Objective >> Locate the lines where "Quinoa" occurs and copy them as they stand.

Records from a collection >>
----------------

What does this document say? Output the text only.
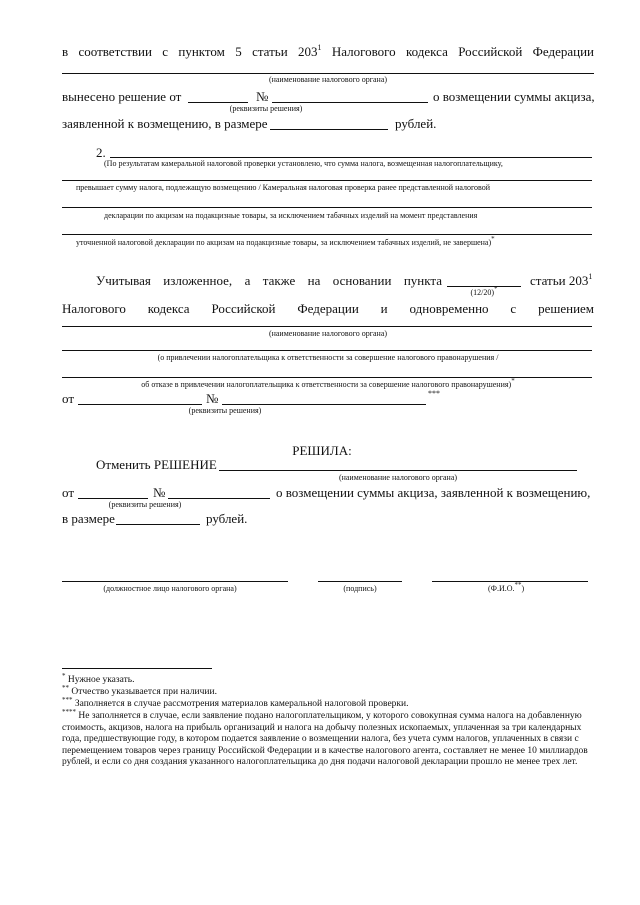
в соответствии с пунктом 5 статьи $203^1$ Налогового кодекса Российской Федерации
(наименование налогового органа)
вынесено решение от	№	о возмещении суммы акциза,
(реквизиты решения)
заявленной к возмещению, в размере	рублей.
2.
(По результатам камеральной налоговой проверки установлено, что сумма налога, возмещенная налогоплательщику,
превышает сумму налога, подлежащую возмещению / Камеральная налоговая проверка ранее представленной налоговой
декларации по акцизам на подакцизные товары, за исключением табачных изделий на момент представления
уточненной налоговой декларации по акцизам на подакцизные товары, за исключением табачных изделий, не завершена)*
Учитывая изложенное, а также на основании пункта	статьи $203^1$
(12/20)*
Налогового кодекса Российской Федерации и одновременно с решением
(наименование налогового органа)
(о привлечении налогоплательщика к ответственности за совершение налогового правонарушения /
об отказе в привлечении налогоплательщика к ответственности за совершение налогового правонарушения)*
от	№	***
(реквизиты решения)
РЕШИЛА:
Отменить РЕШЕНИЕ
(наименование налогового органа)
от	№	о возмещении суммы акциза, заявленной к возмещению,
(реквизиты решения)
в размере	рублей.
(должностное лицо налогового органа)	(подпись)	(Ф.И.О.**)
* Нужное указать.
** Отчество указывается при наличии.
*** Заполняется в случае рассмотрения материалов камеральной налоговой проверки.
**** Не заполняется в случае, если заявление подано налогоплательщиком, у которого совокупная сумма налога на добавленную стоимость, акцизов, налога на прибыль организаций и налога на добычу полезных ископаемых, уплаченная за три календарных года, предшествующие году, в котором подается заявление о возмещении налога, без учета сумм налогов, уплаченных в связи с перемещением товаров через границу Российской Федерации и в качестве налогового агента, составляет не менее 10 миллиардов рублей, и если со дня создания указанного налогоплательщика до дня подачи налоговой декларации прошло не менее трех лет.
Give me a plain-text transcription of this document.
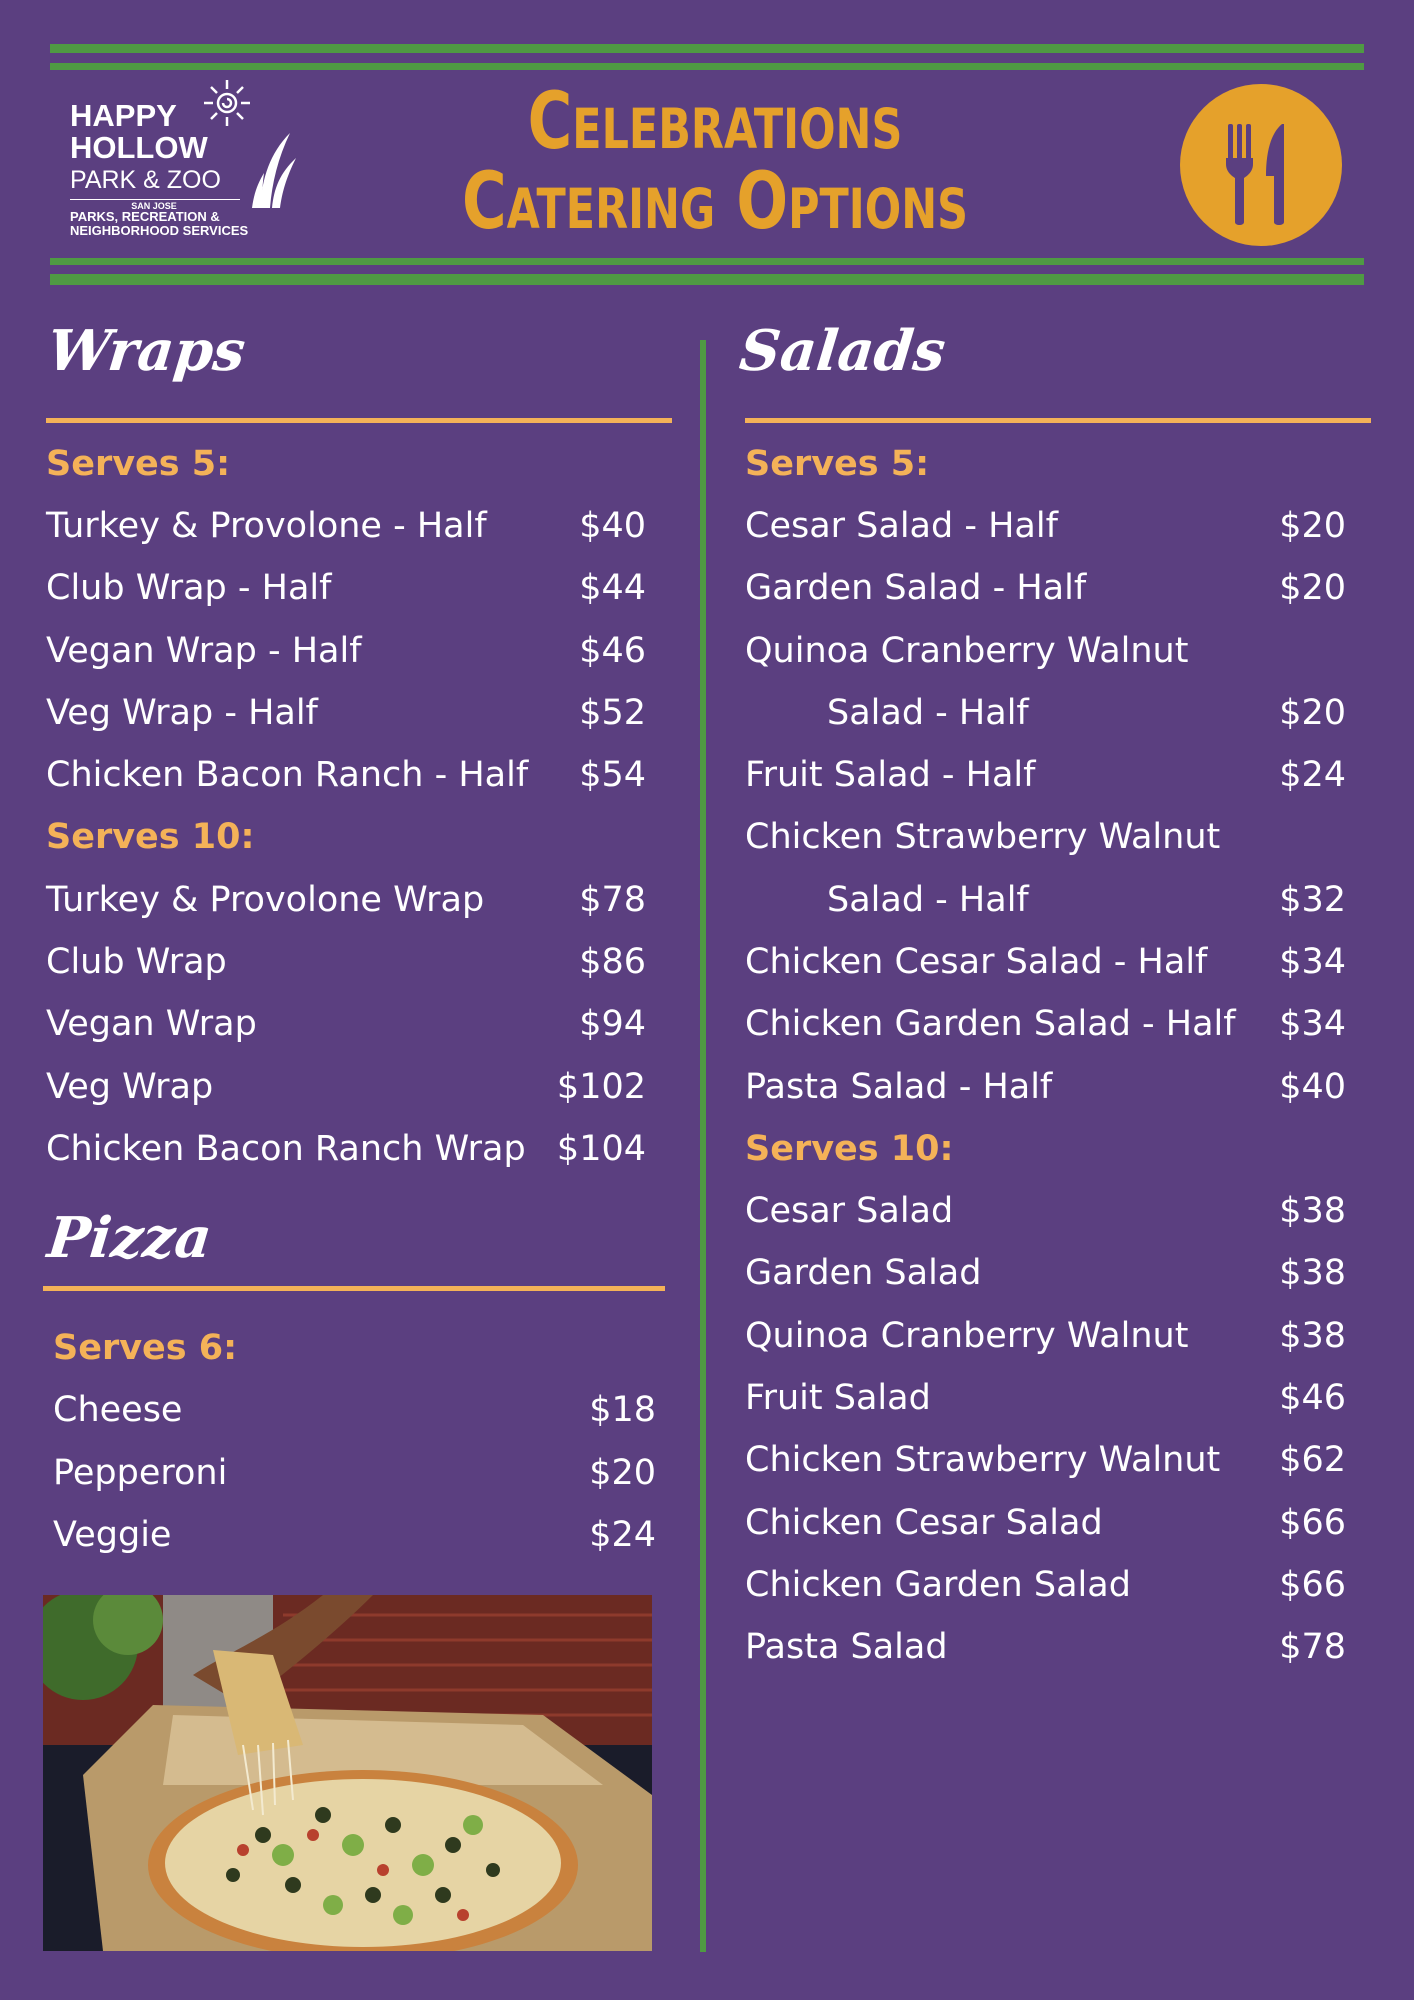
HAPPY
HOLLOW
PARK & ZOO
SAN JOSE
PARKS, RECREATION &
NEIGHBORHOOD SERVICES
Celebrations
Catering Options
Wraps
Serves 5:
Turkey & Provolone - Half	$40
Club Wrap - Half	$44
Vegan Wrap - Half	$46
Veg Wrap - Half	$52
Chicken Bacon Ranch - Half $54
Serves 10:
Turkey & Provolone Wrap	$78
Club Wrap	$86
Vegan Wrap	$94
Veg Wrap	$102
Chicken Bacon Ranch Wrap $104
Pizza
Serves 6:
Cheese	$18
Pepperoni	$20
Veggie	$24
Salads
Serves 5:
Cesar Salad - Half	$20
Garden Salad - Half	$20
Quinoa Cranberry Walnut
Salad - Half	$20
Fruit Salad - Half	$24
Chicken Strawberry Walnut
Salad - Half	$32
Chicken Cesar Salad - Half $34
Chicken Garden Salad - Half $34
Pasta Salad - Half	$40
Serves 10:
Cesar Salad	$38
Garden Salad	$38
Quinoa Cranberry Walnut	$38
Fruit Salad	$46
Chicken Strawberry Walnut $62
Chicken Cesar Salad	$66
Chicken Garden Salad	$66
Pasta Salad	$78
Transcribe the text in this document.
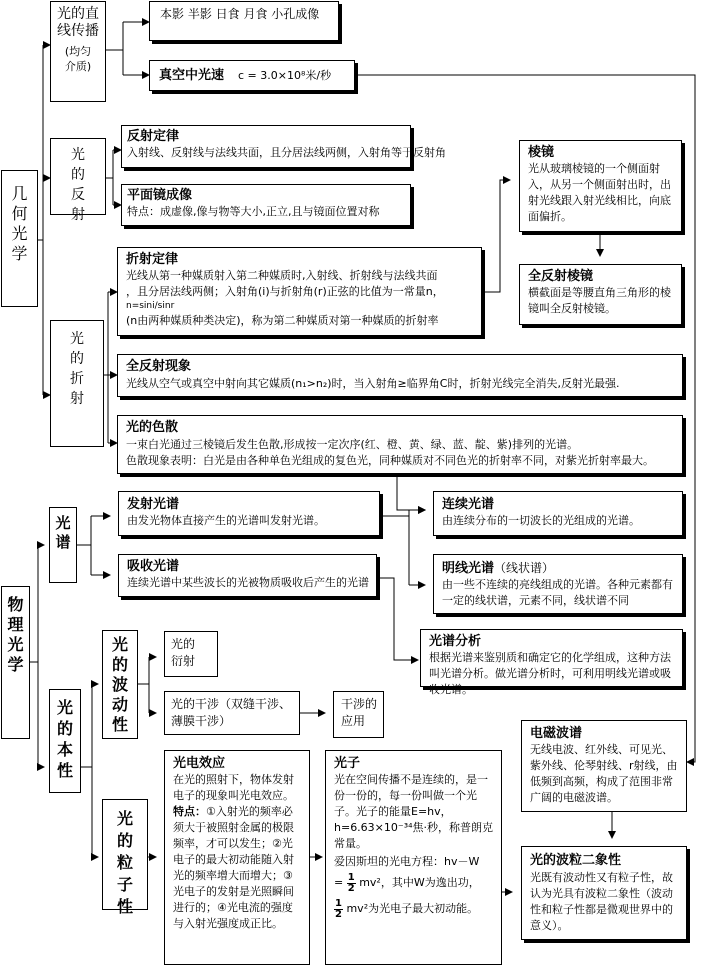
几何光学
光的直线传播
(均匀介质)
本影 半影 日食 月食 小孔成像
真空中光速 c = 3.0×10⁸米/秒
光的反射
反射定律
入射线、反射线与法线共面，且分居法线两侧，入射角等于反射角
平面镜成像
特点：成虚像,像与物等大小,正立,且与镜面位置对称
光的折射
折射定律
光线从第一种媒质射入第二种媒质时,入射线、折射线与法线共面
，且分居法线两侧；入射角(i)与折射角(r)正弦的比值为一常量n，
n=sini/sinr
(n由两种媒质种类决定)，称为第二种媒质对第一种媒质的折射率
全反射现象
光线从空气或真空中射向其它媒质(n₁>n₂)时，当入射角≥临界角C时，折射光线完全消失,反射光最强.
光的色散
一束白光通过三棱镜后发生色散,形成按一定次序(红、橙、黄、绿、蓝、靛、紫)排列的光谱。
色散现象表明：白光是由各种单色光组成的复色光，同种媒质对不同色光的折射率不同，对紫光折射率最大。
棱镜
光从玻璃棱镜的一个侧面射入，从另一个侧面射出时，出射光线跟入射光线相比，向底面偏折。
全反射棱镜
横截面是等腰直角三角形的棱镜叫全反射棱镜。
物理光学
光谱
发射光谱
由发光物体直接产生的光谱叫发射光谱。
吸收光谱
连续光谱中某些波长的光被物质吸收后产生的光谱
连续光谱
由连续分布的一切波长的光组成的光谱。
明线光谱（线状谱）
由一些不连续的亮线组成的光谱。各种元素都有一定的线状谱，元素不同，线状谱不同
光谱分析
根据光谱来鉴别质和确定它的化学组成，这种方法叫光谱分析。做光谱分析时，可利用明线光谱或吸收光谱。
光的本性
光的波动性
光的衍射
光的干涉（双缝干涉、薄膜干涉）
干涉的应用
光的粒子性
光电效应
在光的照射下，物体发射电子的现象叫光电效应。
特点：①入射光的频率必须大于被照射金属的极限频率，才可以发生；②光电子的最大初动能随入射光的频率增大而增大；③光电子的发射是光照瞬间进行的；④光电流的强度与入射光强度成正比。
光子
光在空间传播不是连续的，是一份一份的，每一份叫做一个光子。光子的能量E=hv，h=6.63×10⁻³⁴焦·秒，称普朗克常量。
爱因斯坦的光电方程：hv－W
= $\frac{1}{2} mv^2$，其中W为逸出功，
$\frac{1}{2} mv^2$为光电子最大初动能。
电磁波谱
无线电波、红外线、可见光、紫外线、伦琴射线、r射线，由低频到高频，构成了范围非常广阔的电磁波谱。
光的波粒二象性
光既有波动性又有粒子性，故认为光具有波粒二象性（波动性和粒子性都是微观世界中的意义）。
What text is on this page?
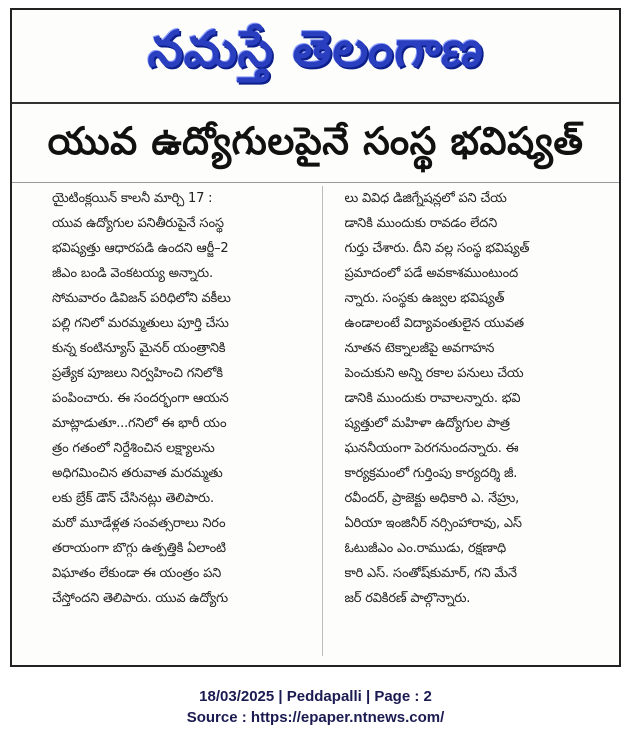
నమస్తే తెలంగాణ
యువ ఉద్యోగులపైనే సంస్థ భవిష్యత్
యైటింక్లయిన్ కాలనీ మార్చి 17 :
యువ ఉద్యోగుల పనితీరుపైనే సంస్థ
భవిష్యత్తు ఆధారపడి ఉందని ఆర్జీ–2
జీఎం బండి వెంకటయ్య అన్నారు.
సోమవారం డివిజన్ పరిధిలోని వకీలు
పల్లి గనిలో మరమ్మతులు పూర్తి చేసు
కున్న కంటిన్యూస్ మైనర్ యంత్రానికి
ప్రత్యేక పూజలు నిర్వహించి గనిలోకి
పంపించారు. ఈ సందర్భంగా ఆయన
మాట్లాడుతూ...గనిలో ఈ భారీ యం
త్రం గతంలో నిర్దేశించిన లక్ష్యాలను
అధిగమించిన తరువాత మరమ్మతు
లకు బ్రేక్ డౌన్ చేసినట్లు తెలిపారు.
మరో మూడేళ్లత సంవత్సరాలు నిరం
తరాయంగా బొగ్గు ఉత్పత్తికి ఏలాంటి
విఘాతం లేకుండా ఈ యంత్రం పని
చేస్తోందని తెలిపారు. యువ ఉద్యోగు
లు వివిధ డిజిగ్నేషన్లలో పని చేయ
డానికి ముందుకు రావడం లేదని
గుర్తు చేశారు. దీని వల్ల సంస్థ భవిష్యత్
ప్రమాదంలో పడే అవకాశముంటుంద
న్నారు. సంస్థకు ఉజ్వల భవిష్యత్
ఉండాలంటే విద్యావంతులైన యువత
నూతన టెక్నాలజీపై అవగాహన
పెంచుకుని అన్ని రకాల పనులు చేయ
డానికి ముందుకు రావాలన్నారు. భవి
ష్యత్తులో మహిళా ఉద్యోగుల పాత్ర
ఘననీయంగా పెరగనుందన్నారు. ఈ
కార్యక్రమంలో గుర్తింపు కార్యదర్శి జీ.
రవీందర్, ప్రాజెక్టు అధికారి ఎ. నేహ్రు,
ఏరియా ఇంజినీర్ నర్సింహారావు, ఎస్
ఓటుజీఎం ఎం.రాముడు, రక్షణాధి
కారి ఎస్. సంతోష్‌కుమార్, గని మేనే
జర్ రవికిరణ్ పాల్గొన్నారు.
18/03/2025 | Peddapalli | Page : 2
Source : https://epaper.ntnews.com/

----------------

Task output >>
Quinoa Cranberry Walnut
Quinoa Cranberry Walnut	$38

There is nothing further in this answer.